TASK INPUTS =>
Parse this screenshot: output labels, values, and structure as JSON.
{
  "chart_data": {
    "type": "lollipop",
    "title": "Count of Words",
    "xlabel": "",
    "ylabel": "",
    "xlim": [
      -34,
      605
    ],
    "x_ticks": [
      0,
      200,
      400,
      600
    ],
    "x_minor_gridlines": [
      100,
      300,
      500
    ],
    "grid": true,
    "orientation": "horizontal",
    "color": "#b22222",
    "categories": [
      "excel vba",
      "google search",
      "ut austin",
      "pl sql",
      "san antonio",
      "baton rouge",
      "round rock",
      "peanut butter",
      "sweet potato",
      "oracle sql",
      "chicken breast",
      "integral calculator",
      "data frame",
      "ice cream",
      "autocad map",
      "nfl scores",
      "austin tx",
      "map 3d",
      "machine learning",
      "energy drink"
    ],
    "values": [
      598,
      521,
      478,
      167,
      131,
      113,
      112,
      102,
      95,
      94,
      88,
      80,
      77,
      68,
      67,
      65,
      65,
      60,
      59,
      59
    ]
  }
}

THE REQUEST =>
Everything in the listing above should be restated exactly.

ANSWER FOR THIS EXERCISE =>
Parse this screenshot: output labels, values, and structure as JSON.
{
  "chart_data": {
    "type": "lollipop",
    "title": "Count of Words",
    "xlabel": "",
    "ylabel": "",
    "xlim": [
      -34,
      605
    ],
    "x_ticks": [
      0,
      200,
      400,
      600
    ],
    "x_minor_gridlines": [
      100,
      300,
      500
    ],
    "grid": true,
    "orientation": "horizontal",
    "color": "#b22222",
    "categories": [
      "excel vba",
      "google search",
      "ut austin",
      "pl sql",
      "san antonio",
      "baton rouge",
      "round rock",
      "peanut butter",
      "sweet potato",
      "oracle sql",
      "chicken breast",
      "integral calculator",
      "data frame",
      "ice cream",
      "autocad map",
      "nfl scores",
      "austin tx",
      "map 3d",
      "machine learning",
      "energy drink"
    ],
    "values": [
      598,
      521,
      478,
      167,
      131,
      113,
      112,
      102,
      95,
      94,
      88,
      80,
      77,
      68,
      67,
      65,
      65,
      60,
      59,
      59
    ]
  }
}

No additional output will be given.